--- Given information ---

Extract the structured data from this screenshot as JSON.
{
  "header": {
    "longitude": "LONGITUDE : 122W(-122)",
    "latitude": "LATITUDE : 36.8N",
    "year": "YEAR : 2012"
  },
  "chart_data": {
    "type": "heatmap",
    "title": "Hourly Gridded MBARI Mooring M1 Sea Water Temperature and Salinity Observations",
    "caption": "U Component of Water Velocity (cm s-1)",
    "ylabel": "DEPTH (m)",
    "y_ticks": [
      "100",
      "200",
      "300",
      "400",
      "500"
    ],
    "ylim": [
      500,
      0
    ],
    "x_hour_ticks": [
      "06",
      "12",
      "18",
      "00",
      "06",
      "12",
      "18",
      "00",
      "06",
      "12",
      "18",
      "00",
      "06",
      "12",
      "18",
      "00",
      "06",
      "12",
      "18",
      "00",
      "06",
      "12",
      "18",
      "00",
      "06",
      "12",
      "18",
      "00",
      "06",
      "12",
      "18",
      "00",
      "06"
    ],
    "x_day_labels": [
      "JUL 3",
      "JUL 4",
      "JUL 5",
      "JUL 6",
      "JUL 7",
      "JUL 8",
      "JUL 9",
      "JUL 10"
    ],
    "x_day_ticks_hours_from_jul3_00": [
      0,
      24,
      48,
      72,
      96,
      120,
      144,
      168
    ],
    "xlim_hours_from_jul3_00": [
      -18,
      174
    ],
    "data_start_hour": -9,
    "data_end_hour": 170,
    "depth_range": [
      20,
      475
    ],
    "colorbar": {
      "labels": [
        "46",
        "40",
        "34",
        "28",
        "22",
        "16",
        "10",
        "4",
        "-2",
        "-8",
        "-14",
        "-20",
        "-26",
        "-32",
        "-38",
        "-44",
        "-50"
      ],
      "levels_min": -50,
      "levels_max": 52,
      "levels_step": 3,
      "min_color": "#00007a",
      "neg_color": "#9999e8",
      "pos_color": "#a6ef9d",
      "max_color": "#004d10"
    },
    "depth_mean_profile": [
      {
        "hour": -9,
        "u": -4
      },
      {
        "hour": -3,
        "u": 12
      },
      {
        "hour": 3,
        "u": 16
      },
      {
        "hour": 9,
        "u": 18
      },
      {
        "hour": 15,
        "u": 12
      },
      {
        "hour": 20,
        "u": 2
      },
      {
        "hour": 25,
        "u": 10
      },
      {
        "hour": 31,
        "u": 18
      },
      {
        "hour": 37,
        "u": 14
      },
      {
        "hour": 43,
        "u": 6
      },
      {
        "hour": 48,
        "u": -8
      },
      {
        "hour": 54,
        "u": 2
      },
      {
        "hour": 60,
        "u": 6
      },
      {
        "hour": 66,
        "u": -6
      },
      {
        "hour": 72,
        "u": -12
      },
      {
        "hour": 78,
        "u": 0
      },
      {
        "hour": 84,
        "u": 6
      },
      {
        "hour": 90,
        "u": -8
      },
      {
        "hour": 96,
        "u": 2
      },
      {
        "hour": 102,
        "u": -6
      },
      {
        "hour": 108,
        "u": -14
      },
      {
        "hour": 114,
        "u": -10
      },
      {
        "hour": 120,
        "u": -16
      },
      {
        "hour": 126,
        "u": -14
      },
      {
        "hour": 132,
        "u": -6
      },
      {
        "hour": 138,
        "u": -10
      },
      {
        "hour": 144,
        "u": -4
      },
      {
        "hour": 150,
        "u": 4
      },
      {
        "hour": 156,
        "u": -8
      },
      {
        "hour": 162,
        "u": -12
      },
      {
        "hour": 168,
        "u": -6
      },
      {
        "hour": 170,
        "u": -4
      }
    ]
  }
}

---

__Task__. Each line of the listing should be echoed back exactly.

__Solution to this problem__.
Extract the structured data from this screenshot as JSON.
{
  "header": {
    "longitude": "LONGITUDE : 122W(-122)",
    "latitude": "LATITUDE : 36.8N",
    "year": "YEAR : 2012"
  },
  "chart_data": {
    "type": "heatmap",
    "title": "Hourly Gridded MBARI Mooring M1 Sea Water Temperature and Salinity Observations",
    "caption": "U Component of Water Velocity (cm s-1)",
    "ylabel": "DEPTH (m)",
    "y_ticks": [
      "100",
      "200",
      "300",
      "400",
      "500"
    ],
    "ylim": [
      500,
      0
    ],
    "x_hour_ticks": [
      "06",
      "12",
      "18",
      "00",
      "06",
      "12",
      "18",
      "00",
      "06",
      "12",
      "18",
      "00",
      "06",
      "12",
      "18",
      "00",
      "06",
      "12",
      "18",
      "00",
      "06",
      "12",
      "18",
      "00",
      "06",
      "12",
      "18",
      "00",
      "06",
      "12",
      "18",
      "00",
      "06"
    ],
    "x_day_labels": [
      "JUL 3",
      "JUL 4",
      "JUL 5",
      "JUL 6",
      "JUL 7",
      "JUL 8",
      "JUL 9",
      "JUL 10"
    ],
    "x_day_ticks_hours_from_jul3_00": [
      0,
      24,
      48,
      72,
      96,
      120,
      144,
      168
    ],
    "xlim_hours_from_jul3_00": [
      -18,
      174
    ],
    "data_start_hour": -9,
    "data_end_hour": 170,
    "depth_range": [
      20,
      475
    ],
    "colorbar": {
      "labels": [
        "46",
        "40",
        "34",
        "28",
        "22",
        "16",
        "10",
        "4",
        "-2",
        "-8",
        "-14",
        "-20",
        "-26",
        "-32",
        "-38",
        "-44",
        "-50"
      ],
      "levels_min": -50,
      "levels_max": 52,
      "levels_step": 3,
      "min_color": "#00007a",
      "neg_color": "#9999e8",
      "pos_color": "#a6ef9d",
      "max_color": "#004d10"
    },
    "depth_mean_profile": [
      {
        "hour": -9,
        "u": -4
      },
      {
        "hour": -3,
        "u": 12
      },
      {
        "hour": 3,
        "u": 16
      },
      {
        "hour": 9,
        "u": 18
      },
      {
        "hour": 15,
        "u": 12
      },
      {
        "hour": 20,
        "u": 2
      },
      {
        "hour": 25,
        "u": 10
      },
      {
        "hour": 31,
        "u": 18
      },
      {
        "hour": 37,
        "u": 14
      },
      {
        "hour": 43,
        "u": 6
      },
      {
        "hour": 48,
        "u": -8
      },
      {
        "hour": 54,
        "u": 2
      },
      {
        "hour": 60,
        "u": 6
      },
      {
        "hour": 66,
        "u": -6
      },
      {
        "hour": 72,
        "u": -12
      },
      {
        "hour": 78,
        "u": 0
      },
      {
        "hour": 84,
        "u": 6
      },
      {
        "hour": 90,
        "u": -8
      },
      {
        "hour": 96,
        "u": 2
      },
      {
        "hour": 102,
        "u": -6
      },
      {
        "hour": 108,
        "u": -14
      },
      {
        "hour": 114,
        "u": -10
      },
      {
        "hour": 120,
        "u": -16
      },
      {
        "hour": 126,
        "u": -14
      },
      {
        "hour": 132,
        "u": -6
      },
      {
        "hour": 138,
        "u": -10
      },
      {
        "hour": 144,
        "u": -4
      },
      {
        "hour": 150,
        "u": 4
      },
      {
        "hour": 156,
        "u": -8
      },
      {
        "hour": 162,
        "u": -12
      },
      {
        "hour": 168,
        "u": -6
      },
      {
        "hour": 170,
        "u": -4
      }
    ]
  }
}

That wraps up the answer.